** Start of RECORDS FOR THE EXERCISE **

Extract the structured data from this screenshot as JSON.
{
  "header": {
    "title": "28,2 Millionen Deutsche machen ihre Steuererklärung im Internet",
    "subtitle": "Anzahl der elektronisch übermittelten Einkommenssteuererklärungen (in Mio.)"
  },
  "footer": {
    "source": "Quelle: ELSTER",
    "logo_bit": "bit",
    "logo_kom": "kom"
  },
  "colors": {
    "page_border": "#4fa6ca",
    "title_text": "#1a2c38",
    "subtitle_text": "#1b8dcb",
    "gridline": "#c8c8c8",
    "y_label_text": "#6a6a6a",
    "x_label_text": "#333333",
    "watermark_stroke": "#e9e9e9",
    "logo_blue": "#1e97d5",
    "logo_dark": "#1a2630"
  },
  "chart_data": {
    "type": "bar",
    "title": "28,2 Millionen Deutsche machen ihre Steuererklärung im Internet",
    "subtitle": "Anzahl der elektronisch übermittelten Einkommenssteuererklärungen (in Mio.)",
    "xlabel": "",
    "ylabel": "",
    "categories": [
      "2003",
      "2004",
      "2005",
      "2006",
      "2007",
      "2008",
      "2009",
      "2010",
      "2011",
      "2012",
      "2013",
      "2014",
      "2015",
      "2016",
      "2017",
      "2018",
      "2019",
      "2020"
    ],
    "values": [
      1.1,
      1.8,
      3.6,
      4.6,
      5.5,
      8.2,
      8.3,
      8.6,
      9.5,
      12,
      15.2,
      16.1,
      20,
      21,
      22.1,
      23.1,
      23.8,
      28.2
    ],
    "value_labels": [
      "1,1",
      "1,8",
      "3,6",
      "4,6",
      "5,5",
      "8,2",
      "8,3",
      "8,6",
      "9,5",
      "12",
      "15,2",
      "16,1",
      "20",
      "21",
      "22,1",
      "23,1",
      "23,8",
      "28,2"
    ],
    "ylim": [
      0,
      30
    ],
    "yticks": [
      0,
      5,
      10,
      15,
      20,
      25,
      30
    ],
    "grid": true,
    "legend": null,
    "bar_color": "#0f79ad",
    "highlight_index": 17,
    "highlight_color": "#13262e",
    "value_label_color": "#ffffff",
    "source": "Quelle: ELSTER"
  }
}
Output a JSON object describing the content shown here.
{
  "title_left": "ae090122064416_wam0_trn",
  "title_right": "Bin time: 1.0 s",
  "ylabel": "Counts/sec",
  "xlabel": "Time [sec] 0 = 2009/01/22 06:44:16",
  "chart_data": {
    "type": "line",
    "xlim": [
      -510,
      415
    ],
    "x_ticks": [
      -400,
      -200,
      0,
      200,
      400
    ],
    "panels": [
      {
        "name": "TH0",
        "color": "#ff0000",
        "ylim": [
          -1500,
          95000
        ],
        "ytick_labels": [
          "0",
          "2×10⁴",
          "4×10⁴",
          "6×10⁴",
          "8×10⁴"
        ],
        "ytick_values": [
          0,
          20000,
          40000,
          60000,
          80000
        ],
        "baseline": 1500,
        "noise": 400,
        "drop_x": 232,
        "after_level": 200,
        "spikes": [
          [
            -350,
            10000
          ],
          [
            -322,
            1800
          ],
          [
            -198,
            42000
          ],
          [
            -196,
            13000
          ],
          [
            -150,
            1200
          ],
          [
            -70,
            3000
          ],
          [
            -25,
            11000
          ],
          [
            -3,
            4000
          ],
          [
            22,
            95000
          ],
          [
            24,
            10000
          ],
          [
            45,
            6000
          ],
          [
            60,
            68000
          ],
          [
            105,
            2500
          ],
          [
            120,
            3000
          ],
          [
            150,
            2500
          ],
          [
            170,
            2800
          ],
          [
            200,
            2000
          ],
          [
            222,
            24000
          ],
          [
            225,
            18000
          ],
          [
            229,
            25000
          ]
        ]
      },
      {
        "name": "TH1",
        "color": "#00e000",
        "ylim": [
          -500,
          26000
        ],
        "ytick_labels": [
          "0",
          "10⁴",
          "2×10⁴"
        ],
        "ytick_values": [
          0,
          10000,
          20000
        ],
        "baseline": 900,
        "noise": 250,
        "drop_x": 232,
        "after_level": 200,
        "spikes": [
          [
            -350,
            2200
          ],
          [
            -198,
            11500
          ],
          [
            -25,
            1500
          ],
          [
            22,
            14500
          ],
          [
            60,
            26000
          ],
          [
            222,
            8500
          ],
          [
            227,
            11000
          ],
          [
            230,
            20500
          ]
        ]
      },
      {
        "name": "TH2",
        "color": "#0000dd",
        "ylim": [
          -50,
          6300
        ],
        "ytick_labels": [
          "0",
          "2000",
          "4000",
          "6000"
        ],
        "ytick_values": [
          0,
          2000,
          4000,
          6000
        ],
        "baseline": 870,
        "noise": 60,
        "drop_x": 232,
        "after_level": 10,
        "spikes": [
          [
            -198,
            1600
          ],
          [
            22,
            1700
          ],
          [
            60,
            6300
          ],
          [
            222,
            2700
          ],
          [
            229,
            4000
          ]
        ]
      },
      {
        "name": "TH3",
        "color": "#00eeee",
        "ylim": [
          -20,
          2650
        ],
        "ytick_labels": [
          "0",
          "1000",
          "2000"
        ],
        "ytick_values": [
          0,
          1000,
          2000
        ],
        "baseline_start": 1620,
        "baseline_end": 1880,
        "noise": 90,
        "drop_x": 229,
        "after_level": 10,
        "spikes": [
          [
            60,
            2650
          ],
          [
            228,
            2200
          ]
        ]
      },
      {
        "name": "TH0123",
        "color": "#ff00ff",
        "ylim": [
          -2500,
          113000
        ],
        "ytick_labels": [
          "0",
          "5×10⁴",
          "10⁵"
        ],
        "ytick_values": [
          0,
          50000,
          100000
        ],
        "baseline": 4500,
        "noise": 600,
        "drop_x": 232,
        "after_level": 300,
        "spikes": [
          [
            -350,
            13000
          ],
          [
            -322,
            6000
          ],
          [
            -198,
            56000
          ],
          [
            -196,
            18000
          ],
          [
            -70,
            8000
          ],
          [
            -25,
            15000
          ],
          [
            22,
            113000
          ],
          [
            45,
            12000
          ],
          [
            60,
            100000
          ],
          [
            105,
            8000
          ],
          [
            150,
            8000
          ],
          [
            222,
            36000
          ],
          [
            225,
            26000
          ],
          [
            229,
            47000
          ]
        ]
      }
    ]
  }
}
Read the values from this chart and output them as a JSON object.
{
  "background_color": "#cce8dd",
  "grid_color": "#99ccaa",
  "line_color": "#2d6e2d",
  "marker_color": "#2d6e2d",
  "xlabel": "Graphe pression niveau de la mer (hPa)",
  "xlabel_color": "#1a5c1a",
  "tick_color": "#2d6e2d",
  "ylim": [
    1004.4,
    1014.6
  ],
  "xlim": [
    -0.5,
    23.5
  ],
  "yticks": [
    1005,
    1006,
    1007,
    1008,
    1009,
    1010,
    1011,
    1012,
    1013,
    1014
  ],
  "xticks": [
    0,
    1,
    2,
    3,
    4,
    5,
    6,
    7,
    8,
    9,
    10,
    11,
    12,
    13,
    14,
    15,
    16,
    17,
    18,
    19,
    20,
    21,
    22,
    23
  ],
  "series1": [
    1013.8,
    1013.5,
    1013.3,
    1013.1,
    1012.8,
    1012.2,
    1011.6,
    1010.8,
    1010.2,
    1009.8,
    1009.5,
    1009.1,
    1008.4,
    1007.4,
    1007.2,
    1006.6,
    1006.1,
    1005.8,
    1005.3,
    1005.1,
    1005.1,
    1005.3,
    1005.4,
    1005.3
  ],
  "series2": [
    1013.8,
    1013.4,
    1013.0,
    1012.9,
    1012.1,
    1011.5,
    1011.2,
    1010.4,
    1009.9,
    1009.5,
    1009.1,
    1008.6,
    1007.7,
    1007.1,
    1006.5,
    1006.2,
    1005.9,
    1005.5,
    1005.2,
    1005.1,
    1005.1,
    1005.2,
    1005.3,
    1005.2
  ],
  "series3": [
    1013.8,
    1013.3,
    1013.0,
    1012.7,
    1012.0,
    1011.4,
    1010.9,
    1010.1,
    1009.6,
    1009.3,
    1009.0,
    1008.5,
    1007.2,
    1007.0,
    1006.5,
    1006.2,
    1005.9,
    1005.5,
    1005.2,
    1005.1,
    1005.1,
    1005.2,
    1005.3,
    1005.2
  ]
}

** End of RECORDS FOR THE EXERCISE **

• WHAT YOU ARE ASKED TO DO:
Look through the material above. Copy each line where the word "übermittelten" appears.

• CORRECT OUTPUT:
    "subtitle": "Anzahl der elektronisch übermittelten Einkommenssteuererklärungen (in Mio.)"
    "subtitle": "Anzahl der elektronisch übermittelten Einkommenssteuererklärungen (in Mio.)",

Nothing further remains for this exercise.